## The request:
Locate all lines in the data below that hold "title" and show them.

....

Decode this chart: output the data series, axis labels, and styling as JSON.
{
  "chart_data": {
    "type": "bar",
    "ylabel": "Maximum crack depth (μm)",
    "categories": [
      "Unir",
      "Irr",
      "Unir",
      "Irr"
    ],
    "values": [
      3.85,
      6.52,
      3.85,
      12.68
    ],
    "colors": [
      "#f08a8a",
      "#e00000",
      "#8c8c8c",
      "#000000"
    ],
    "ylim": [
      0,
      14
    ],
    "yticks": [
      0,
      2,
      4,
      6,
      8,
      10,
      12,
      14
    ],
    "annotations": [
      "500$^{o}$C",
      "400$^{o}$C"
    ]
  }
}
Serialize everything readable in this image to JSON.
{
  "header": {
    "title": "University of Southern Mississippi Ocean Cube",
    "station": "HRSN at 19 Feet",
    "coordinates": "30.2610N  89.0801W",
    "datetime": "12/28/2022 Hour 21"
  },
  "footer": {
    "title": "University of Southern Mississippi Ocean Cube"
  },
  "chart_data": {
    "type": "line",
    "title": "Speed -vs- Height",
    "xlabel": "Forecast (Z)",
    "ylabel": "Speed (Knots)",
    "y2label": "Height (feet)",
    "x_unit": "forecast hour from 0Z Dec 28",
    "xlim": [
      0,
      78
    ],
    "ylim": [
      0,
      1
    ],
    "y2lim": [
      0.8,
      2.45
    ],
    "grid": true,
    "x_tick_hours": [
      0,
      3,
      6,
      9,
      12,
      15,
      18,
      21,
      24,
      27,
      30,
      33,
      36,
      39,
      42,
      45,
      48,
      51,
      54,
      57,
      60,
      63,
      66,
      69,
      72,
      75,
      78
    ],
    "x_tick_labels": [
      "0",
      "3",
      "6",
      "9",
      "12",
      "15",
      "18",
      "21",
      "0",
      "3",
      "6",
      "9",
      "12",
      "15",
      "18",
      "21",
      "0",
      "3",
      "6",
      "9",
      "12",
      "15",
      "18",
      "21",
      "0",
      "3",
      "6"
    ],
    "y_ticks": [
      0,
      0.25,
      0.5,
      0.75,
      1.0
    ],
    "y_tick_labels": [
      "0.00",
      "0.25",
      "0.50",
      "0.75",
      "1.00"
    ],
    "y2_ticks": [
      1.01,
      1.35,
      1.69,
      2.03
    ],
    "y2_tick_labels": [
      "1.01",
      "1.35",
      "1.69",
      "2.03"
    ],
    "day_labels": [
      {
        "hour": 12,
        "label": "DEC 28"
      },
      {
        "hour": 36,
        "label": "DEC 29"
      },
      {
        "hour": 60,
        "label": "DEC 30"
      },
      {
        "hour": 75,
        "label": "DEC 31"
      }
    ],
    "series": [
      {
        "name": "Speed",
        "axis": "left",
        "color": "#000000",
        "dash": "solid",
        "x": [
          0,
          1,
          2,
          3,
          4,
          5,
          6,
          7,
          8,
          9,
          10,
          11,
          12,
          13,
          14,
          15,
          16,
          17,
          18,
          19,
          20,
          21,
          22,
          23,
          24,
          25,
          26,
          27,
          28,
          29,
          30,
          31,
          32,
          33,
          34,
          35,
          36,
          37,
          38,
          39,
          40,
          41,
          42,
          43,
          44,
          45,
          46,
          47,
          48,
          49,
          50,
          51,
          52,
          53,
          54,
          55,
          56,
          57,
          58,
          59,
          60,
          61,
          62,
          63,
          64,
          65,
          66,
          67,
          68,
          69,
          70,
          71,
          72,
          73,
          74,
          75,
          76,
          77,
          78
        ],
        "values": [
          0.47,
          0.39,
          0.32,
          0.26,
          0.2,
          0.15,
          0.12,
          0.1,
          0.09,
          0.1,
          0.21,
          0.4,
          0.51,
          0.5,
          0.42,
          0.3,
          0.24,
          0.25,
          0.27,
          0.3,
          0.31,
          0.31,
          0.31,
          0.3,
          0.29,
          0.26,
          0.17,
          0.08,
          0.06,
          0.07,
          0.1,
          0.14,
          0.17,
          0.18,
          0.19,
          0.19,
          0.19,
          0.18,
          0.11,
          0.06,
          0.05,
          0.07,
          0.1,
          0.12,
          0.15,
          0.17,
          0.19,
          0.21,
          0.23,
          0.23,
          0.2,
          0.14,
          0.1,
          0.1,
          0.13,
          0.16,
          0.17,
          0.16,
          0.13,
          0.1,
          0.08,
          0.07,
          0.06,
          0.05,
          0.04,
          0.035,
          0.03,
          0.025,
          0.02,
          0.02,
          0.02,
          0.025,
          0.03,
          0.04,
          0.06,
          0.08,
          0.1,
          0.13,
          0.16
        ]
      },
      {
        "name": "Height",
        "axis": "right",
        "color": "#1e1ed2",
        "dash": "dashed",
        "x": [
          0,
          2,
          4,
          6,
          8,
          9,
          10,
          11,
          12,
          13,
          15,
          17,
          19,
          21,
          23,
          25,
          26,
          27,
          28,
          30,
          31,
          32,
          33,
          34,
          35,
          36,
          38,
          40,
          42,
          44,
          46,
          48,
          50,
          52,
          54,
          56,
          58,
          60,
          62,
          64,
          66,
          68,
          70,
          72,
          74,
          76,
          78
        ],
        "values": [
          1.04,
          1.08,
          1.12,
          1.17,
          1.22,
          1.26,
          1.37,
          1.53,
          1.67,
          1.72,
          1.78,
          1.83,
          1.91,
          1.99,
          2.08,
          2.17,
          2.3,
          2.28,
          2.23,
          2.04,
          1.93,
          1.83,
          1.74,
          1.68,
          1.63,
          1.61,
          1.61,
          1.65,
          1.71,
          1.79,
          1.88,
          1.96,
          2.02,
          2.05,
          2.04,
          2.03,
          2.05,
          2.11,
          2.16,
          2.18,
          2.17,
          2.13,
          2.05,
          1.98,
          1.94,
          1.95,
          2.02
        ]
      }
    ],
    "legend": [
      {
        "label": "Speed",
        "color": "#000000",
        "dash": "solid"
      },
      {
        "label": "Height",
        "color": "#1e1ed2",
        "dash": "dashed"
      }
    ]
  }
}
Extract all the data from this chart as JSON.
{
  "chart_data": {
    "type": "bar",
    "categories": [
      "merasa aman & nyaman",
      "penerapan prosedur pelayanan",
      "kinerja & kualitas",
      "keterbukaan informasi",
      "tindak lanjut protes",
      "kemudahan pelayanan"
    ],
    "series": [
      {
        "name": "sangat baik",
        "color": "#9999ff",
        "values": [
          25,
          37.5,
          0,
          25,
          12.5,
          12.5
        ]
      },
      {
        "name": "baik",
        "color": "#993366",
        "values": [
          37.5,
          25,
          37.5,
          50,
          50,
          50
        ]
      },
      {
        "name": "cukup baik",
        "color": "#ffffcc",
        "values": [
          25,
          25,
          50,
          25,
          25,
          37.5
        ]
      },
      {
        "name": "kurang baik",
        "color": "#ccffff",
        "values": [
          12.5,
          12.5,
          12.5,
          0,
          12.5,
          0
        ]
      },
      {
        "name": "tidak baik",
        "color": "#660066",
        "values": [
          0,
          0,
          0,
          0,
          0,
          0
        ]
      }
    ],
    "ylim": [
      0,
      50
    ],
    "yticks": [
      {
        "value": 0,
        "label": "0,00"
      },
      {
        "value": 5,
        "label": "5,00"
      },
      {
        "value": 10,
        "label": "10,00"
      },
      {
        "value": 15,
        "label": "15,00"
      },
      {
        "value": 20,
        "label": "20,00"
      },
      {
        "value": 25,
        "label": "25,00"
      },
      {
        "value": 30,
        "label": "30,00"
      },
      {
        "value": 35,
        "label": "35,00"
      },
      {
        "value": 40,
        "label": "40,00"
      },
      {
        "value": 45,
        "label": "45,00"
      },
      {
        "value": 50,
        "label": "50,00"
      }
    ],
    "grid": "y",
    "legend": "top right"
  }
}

....

## Output for this exercise:
    "title": "University of Southern Mississippi Ocean Cube",
    "title": "University of Southern Mississippi Ocean Cube"
    "title": "Speed -vs- Height",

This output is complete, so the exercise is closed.